PASSAGE PROVIDED ->
Dave Simpson (born January 11, 1983 as David Anthony Simpson Knight) is a Canadian retired footballer.

Youth career
Simpson began his youth career with North Scarborough SC, where he played until he was 17. During his time with NSSC, he earned a trial with Southampton F.C. following an appearance at the Welsh International Super Cup, where he was named the Golden Boot Winner, scoring 14 goals in 5 matches.

He then joined the Erin Mills Soccer Club, as part of their Professional Soccer Academy (PSA). In 2001, he travelled to Stuttgart, Germany with PSA, where they played against various teams including against the youth academy of VfB Stuttgart, where he impressed the Stuttgart coach, who got Simpson to play the second half with his team. After a brief trial with the VfB Stuttgart U19 side, he signed later on that summer and remained with them till the end of 2001.

Professional career

After leaving Stuttgart, he had agreed to join Hungarian side MTK Budapest, but three days later they had a match in Belgium, where he instead signed a five year contract with Belgium first division side Royal Antwerp FC, although due to complications with getting his ITC from Canada, he was limited to playing in only exhibition matches for three months. However, the club went through financial difficulties and he left the club in the summer of 2002.

DATA SECTION ->
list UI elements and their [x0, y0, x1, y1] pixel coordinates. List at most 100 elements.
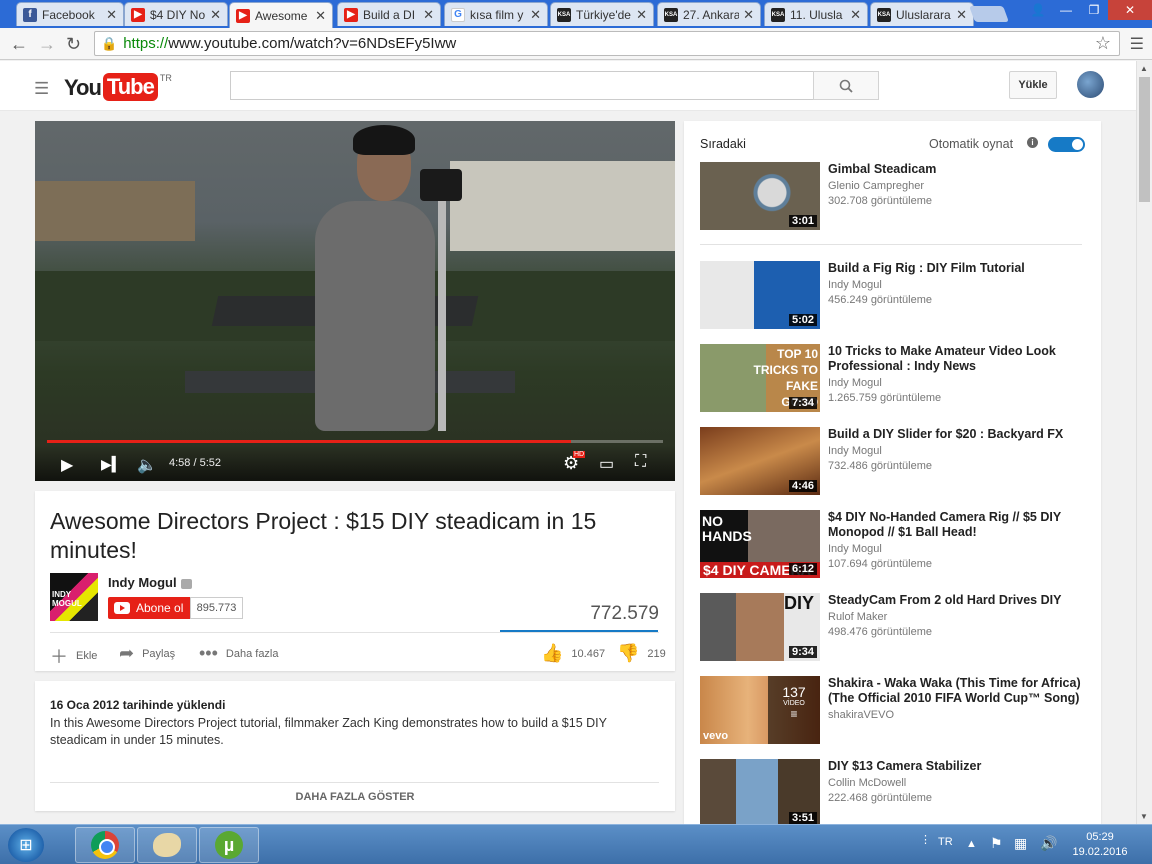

DIRECTION ->
Please reproduce the Dave Simpson passage word for word, from "He then joined" up to and including "end of 2001.".

SOLUTION TO THE PROBLEM ->
He then joined the Erin Mills Soccer Club, as part of their Professional Soccer Academy (PSA). In 2001, he travelled to Stuttgart, Germany with PSA, where they played against various teams including against the youth academy of VfB Stuttgart, where he impressed the Stuttgart coach, who got Simpson to play the second half with his team. After a brief trial with the VfB Stuttgart U19 side, he signed later on that summer and remained with them till the end of 2001.